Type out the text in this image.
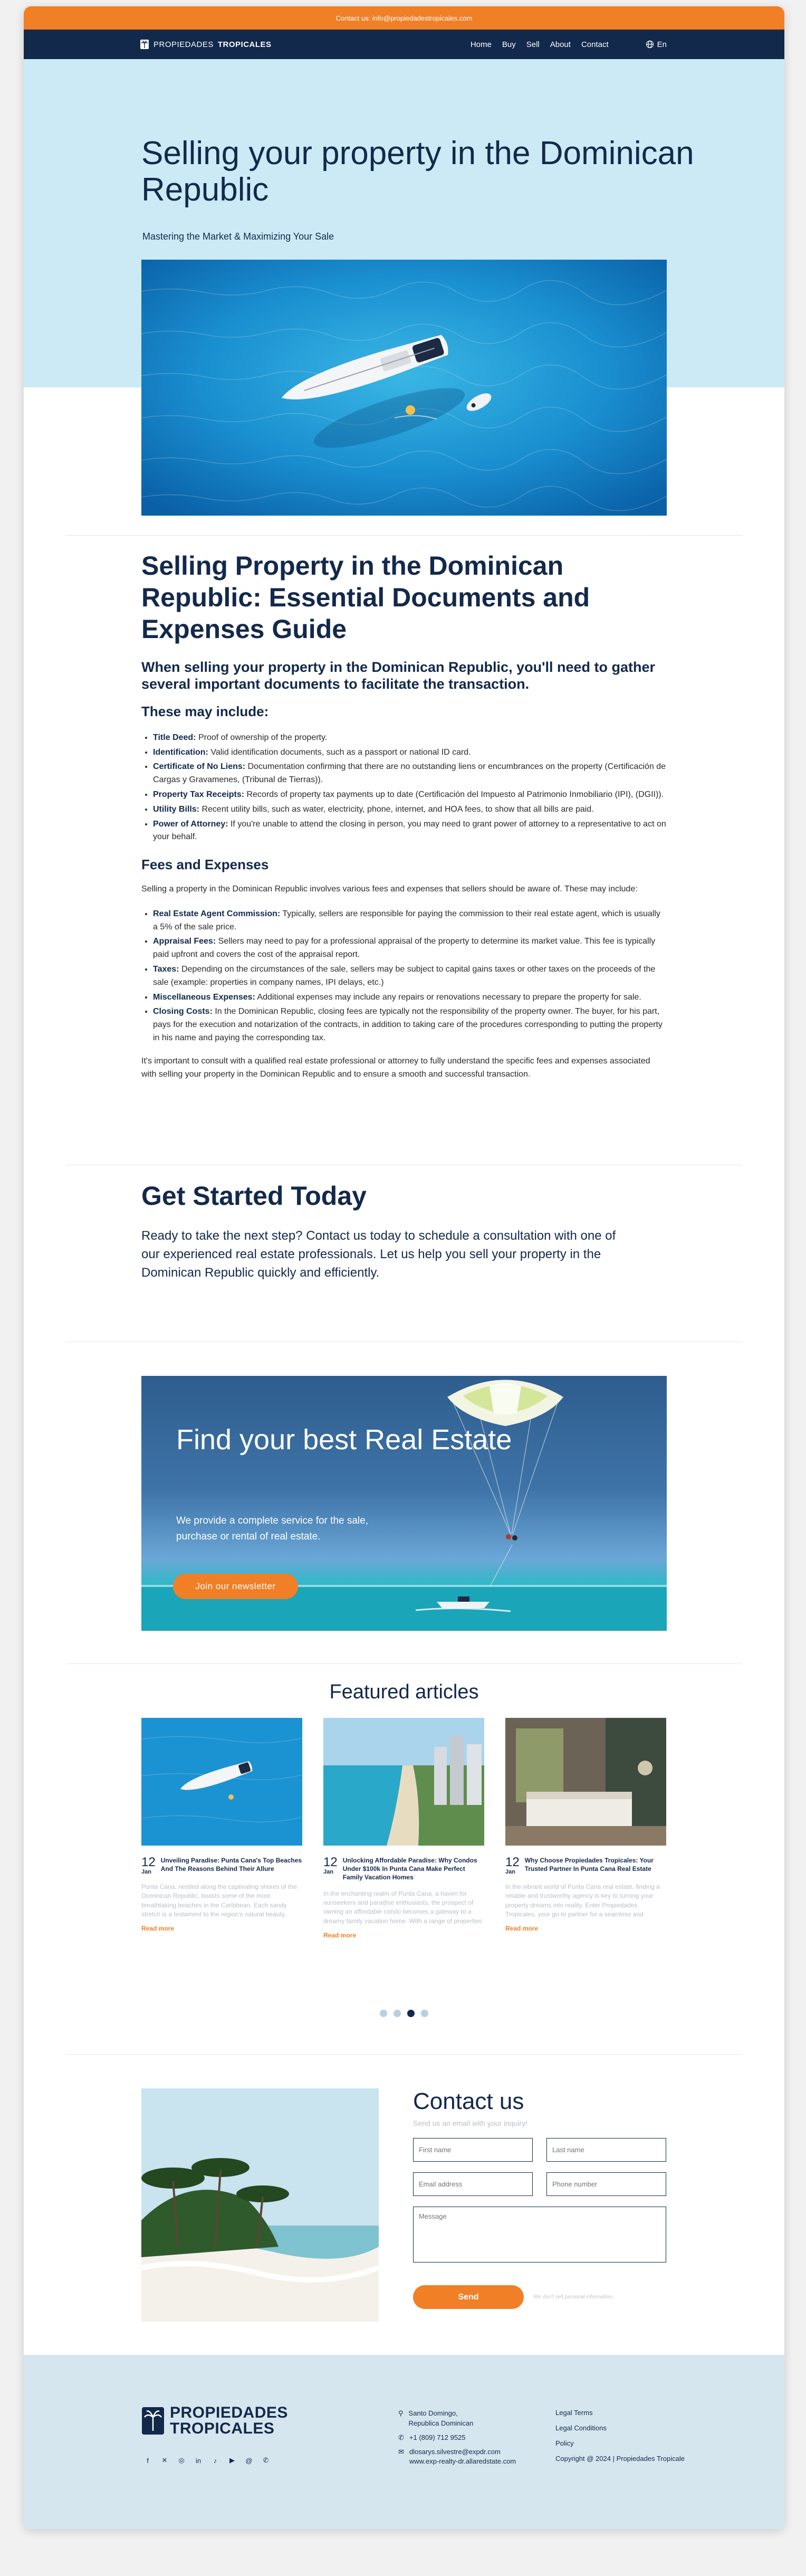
Contact us: info@propiedadestropicales.com
PROPIEDADES TROPICALES	Home Buy Sell About Contact	En
Selling your property in the Dominican Republic
Mastering the Market & Maximizing Your Sale
Selling Property in the Dominican Republic: Essential Documents and Expenses Guide
When selling your property in the Dominican Republic, you'll need to gather several important documents to facilitate the transaction.
These may include:
• Title Deed: Proof of ownership of the property.
• Identification: Valid identification documents, such as a passport or national ID card.
• Certificate of No Liens: Documentation confirming that there are no outstanding liens or encumbrances on the property (Certificación de Cargas y Gravamenes, (Tribunal de Tierras)).
• Property Tax Receipts: Records of property tax payments up to date (Certificación del Impuesto al Patrimonio Inmobiliario (IPI), (DGII)).
• Utility Bills: Recent utility bills, such as water, electricity, phone, internet, and HOA fees, to show that all bills are paid.
• Power of Attorney: If you're unable to attend the closing in person, you may need to grant power of attorney to a representative to act on your behalf.
Fees and Expenses

Selling a property in the Dominican Republic involves various fees and expenses that sellers should be aware of. These may include:

• Real Estate Agent Commission: Typically, sellers are responsible for paying the commission to their real estate agent, which is usually a 5% of the sale price.
• Appraisal Fees: Sellers may need to pay for a professional appraisal of the property to determine its market value. This fee is typically paid upfront and covers the cost of the appraisal report.
• Taxes: Depending on the circumstances of the sale, sellers may be subject to capital gains taxes or other taxes on the proceeds of the sale (example: properties in company names, IPI delays, etc.)
• Miscellaneous Expenses: Additional expenses may include any repairs or renovations necessary to prepare the property for sale.
• Closing Costs: In the Dominican Republic, closing fees are typically not the responsibility of the property owner. The buyer, for his part, pays for the execution and notarization of the contracts, in addition to taking care of the procedures corresponding to putting the property in his name and paying the corresponding tax.

It's important to consult with a qualified real estate professional or attorney to fully understand the specific fees and expenses associated with selling your property in the Dominican Republic and to ensure a smooth and successful transaction.

Get Started Today

Ready to take the next step? Contact us today to schedule a consultation with one of our experienced real estate professionals. Let us help you sell your property in the Dominican Republic quickly and efficiently.

Find your best Real Estate
We provide a complete service for the sale, purchase or rental of real estate.
Join our newsletter
Featured articles
12
Jan
Unveiling Paradise: Punta Cana's Top Beaches And The Reasons Behind Their Allure
Punta Cana, nestled along the captivating shores of the Dominican Republic, boasts some of the most breathtaking beaches in the Caribbean. Each sandy stretch is a testament to the region's natural beauty,
Read more
12
Jan
Unlocking Affordable Paradise: Why Condos Under $100k In Punta Cana Make Perfect Family Vacation Homes
In the enchanting realm of Punta Cana, a haven for sunseekers and paradise enthusiasts, the prospect of owning an affordable condo becomes a gateway to a dreamy family vacation home. With a range of properties
Read more
12
Jan
Why Choose Propiedades Tropicales: Your Trusted Partner In Punta Cana Real Estate
In the vibrant world of Punta Cana real estate, finding a reliable and trustworthy agency is key to turning your property dreams into reality. Enter Propiedades Tropicales, your go-to partner for a seamless and
Read more
Contact us
Send us an email with your inquiry!
First name
Last name
Email address
Phone number
Message
Send	We don't sell personal information.
PROPIEDADES
TROPICALES
f	✕	◎	in	♪	▶	@	✆
⚲ Santo Domingo,
Republica Dominican
✆ +1 (809) 712 9525
✉ dlosarys.silvestre@expdr.com
www.exp-realty-dr.allaredstate.com
Legal Terms
Legal Conditions
Policy
Copyright @ 2024 | Propiedades Tropicale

####################

• _Exercise prompt_
Without the pictures, write out the whole listing above exactly as it appears.

• _Solved exercise_
Type out the text in this image.
Contact us: info@propiedadestropicales.com
PROPIEDADES TROPICALES	Home Buy Sell About Contact	En
Selling your property in the Dominican Republic
Mastering the Market & Maximizing Your Sale
Selling Property in the Dominican Republic: Essential Documents and Expenses Guide
When selling your property in the Dominican Republic, you'll need to gather several important documents to facilitate the transaction.
These may include:
• Title Deed: Proof of ownership of the property.
• Identification: Valid identification documents, such as a passport or national ID card.
• Certificate of No Liens: Documentation confirming that there are no outstanding liens or encumbrances on the property (Certificación de Cargas y Gravamenes, (Tribunal de Tierras)).
• Property Tax Receipts: Records of property tax payments up to date (Certificación del Impuesto al Patrimonio Inmobiliario (IPI), (DGII)).
• Utility Bills: Recent utility bills, such as water, electricity, phone, internet, and HOA fees, to show that all bills are paid.
• Power of Attorney: If you're unable to attend the closing in person, you may need to grant power of attorney to a representative to act on your behalf.
Fees and Expenses

Selling a property in the Dominican Republic involves various fees and expenses that sellers should be aware of. These may include:

• Real Estate Agent Commission: Typically, sellers are responsible for paying the commission to their real estate agent, which is usually a 5% of the sale price.
• Appraisal Fees: Sellers may need to pay for a professional appraisal of the property to determine its market value. This fee is typically paid upfront and covers the cost of the appraisal report.
• Taxes: Depending on the circumstances of the sale, sellers may be subject to capital gains taxes or other taxes on the proceeds of the sale (example: properties in company names, IPI delays, etc.)
• Miscellaneous Expenses: Additional expenses may include any repairs or renovations necessary to prepare the property for sale.
• Closing Costs: In the Dominican Republic, closing fees are typically not the responsibility of the property owner. The buyer, for his part, pays for the execution and notarization of the contracts, in addition to taking care of the procedures corresponding to putting the property in his name and paying the corresponding tax.

It's important to consult with a qualified real estate professional or attorney to fully understand the specific fees and expenses associated with selling your property in the Dominican Republic and to ensure a smooth and successful transaction.

Get Started Today

Ready to take the next step? Contact us today to schedule a consultation with one of our experienced real estate professionals. Let us help you sell your property in the Dominican Republic quickly and efficiently.

Find your best Real Estate
We provide a complete service for the sale, purchase or rental of real estate.
Join our newsletter
Featured articles
12
Jan
Unveiling Paradise: Punta Cana's Top Beaches And The Reasons Behind Their Allure
Punta Cana, nestled along the captivating shores of the Dominican Republic, boasts some of the most breathtaking beaches in the Caribbean. Each sandy stretch is a testament to the region's natural beauty,
Read more
12
Jan
Unlocking Affordable Paradise: Why Condos Under $100k In Punta Cana Make Perfect Family Vacation Homes
In the enchanting realm of Punta Cana, a haven for sunseekers and paradise enthusiasts, the prospect of owning an affordable condo becomes a gateway to a dreamy family vacation home. With a range of properties
Read more
12
Jan
Why Choose Propiedades Tropicales: Your Trusted Partner In Punta Cana Real Estate
In the vibrant world of Punta Cana real estate, finding a reliable and trustworthy agency is key to turning your property dreams into reality. Enter Propiedades Tropicales, your go-to partner for a seamless and
Read more
Contact us
Send us an email with your inquiry!
First name
Last name
Email address
Phone number
Message
Send	We don't sell personal information.
PROPIEDADES
TROPICALES
f	✕	◎	in	♪	▶	@	✆
⚲ Santo Domingo,
Republica Dominican
✆ +1 (809) 712 9525
✉ dlosarys.silvestre@expdr.com
www.exp-realty-dr.allaredstate.com
Legal Terms
Legal Conditions
Policy
Copyright @ 2024 | Propiedades Tropicale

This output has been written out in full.